Dataset items:

*****

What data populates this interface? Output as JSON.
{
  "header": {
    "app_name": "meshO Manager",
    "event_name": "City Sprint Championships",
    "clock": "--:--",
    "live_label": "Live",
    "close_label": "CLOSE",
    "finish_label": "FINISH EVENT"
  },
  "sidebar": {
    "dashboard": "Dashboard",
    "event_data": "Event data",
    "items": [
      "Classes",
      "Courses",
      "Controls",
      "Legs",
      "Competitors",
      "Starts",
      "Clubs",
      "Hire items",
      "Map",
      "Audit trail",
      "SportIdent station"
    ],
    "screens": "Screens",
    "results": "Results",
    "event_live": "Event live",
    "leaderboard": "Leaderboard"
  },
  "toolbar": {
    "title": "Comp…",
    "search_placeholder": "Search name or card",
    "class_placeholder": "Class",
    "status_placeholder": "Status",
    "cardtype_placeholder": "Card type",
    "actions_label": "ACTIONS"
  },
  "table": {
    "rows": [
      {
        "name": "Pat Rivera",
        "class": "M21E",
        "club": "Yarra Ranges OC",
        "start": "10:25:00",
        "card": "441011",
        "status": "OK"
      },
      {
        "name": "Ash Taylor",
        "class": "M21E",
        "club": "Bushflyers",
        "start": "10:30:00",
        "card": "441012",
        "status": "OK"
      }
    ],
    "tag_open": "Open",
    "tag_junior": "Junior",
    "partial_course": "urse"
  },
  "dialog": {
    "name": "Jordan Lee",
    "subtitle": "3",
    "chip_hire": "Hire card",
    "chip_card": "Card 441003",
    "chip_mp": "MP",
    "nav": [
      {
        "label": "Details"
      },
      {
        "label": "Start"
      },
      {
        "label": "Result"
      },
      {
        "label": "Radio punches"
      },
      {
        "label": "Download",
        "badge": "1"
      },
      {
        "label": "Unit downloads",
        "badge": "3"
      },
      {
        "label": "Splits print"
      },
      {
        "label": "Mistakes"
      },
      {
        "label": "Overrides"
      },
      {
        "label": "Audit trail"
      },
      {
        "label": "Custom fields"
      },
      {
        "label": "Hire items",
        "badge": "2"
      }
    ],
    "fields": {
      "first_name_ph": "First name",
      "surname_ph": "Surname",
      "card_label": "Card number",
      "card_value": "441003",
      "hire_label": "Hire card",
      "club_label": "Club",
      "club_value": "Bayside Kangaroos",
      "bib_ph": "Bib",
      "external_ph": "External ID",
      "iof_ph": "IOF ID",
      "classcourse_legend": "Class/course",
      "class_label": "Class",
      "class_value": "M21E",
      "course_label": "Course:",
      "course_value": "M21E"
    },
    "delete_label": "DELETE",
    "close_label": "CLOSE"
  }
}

*****

GOAL: Return the listing above word for word.

EXERCISE ANSWER:
What data populates this interface? Output as JSON.
{
  "header": {
    "app_name": "meshO Manager",
    "event_name": "City Sprint Championships",
    "clock": "--:--",
    "live_label": "Live",
    "close_label": "CLOSE",
    "finish_label": "FINISH EVENT"
  },
  "sidebar": {
    "dashboard": "Dashboard",
    "event_data": "Event data",
    "items": [
      "Classes",
      "Courses",
      "Controls",
      "Legs",
      "Competitors",
      "Starts",
      "Clubs",
      "Hire items",
      "Map",
      "Audit trail",
      "SportIdent station"
    ],
    "screens": "Screens",
    "results": "Results",
    "event_live": "Event live",
    "leaderboard": "Leaderboard"
  },
  "toolbar": {
    "title": "Comp…",
    "search_placeholder": "Search name or card",
    "class_placeholder": "Class",
    "status_placeholder": "Status",
    "cardtype_placeholder": "Card type",
    "actions_label": "ACTIONS"
  },
  "table": {
    "rows": [
      {
        "name": "Pat Rivera",
        "class": "M21E",
        "club": "Yarra Ranges OC",
        "start": "10:25:00",
        "card": "441011",
        "status": "OK"
      },
      {
        "name": "Ash Taylor",
        "class": "M21E",
        "club": "Bushflyers",
        "start": "10:30:00",
        "card": "441012",
        "status": "OK"
      }
    ],
    "tag_open": "Open",
    "tag_junior": "Junior",
    "partial_course": "urse"
  },
  "dialog": {
    "name": "Jordan Lee",
    "subtitle": "3",
    "chip_hire": "Hire card",
    "chip_card": "Card 441003",
    "chip_mp": "MP",
    "nav": [
      {
        "label": "Details"
      },
      {
        "label": "Start"
      },
      {
        "label": "Result"
      },
      {
        "label": "Radio punches"
      },
      {
        "label": "Download",
        "badge": "1"
      },
      {
        "label": "Unit downloads",
        "badge": "3"
      },
      {
        "label": "Splits print"
      },
      {
        "label": "Mistakes"
      },
      {
        "label": "Overrides"
      },
      {
        "label": "Audit trail"
      },
      {
        "label": "Custom fields"
      },
      {
        "label": "Hire items",
        "badge": "2"
      }
    ],
    "fields": {
      "first_name_ph": "First name",
      "surname_ph": "Surname",
      "card_label": "Card number",
      "card_value": "441003",
      "hire_label": "Hire card",
      "club_label": "Club",
      "club_value": "Bayside Kangaroos",
      "bib_ph": "Bib",
      "external_ph": "External ID",
      "iof_ph": "IOF ID",
      "classcourse_legend": "Class/course",
      "class_label": "Class",
      "class_value": "M21E",
      "course_label": "Course:",
      "course_value": "M21E"
    },
    "delete_label": "DELETE",
    "close_label": "CLOSE"
  }
}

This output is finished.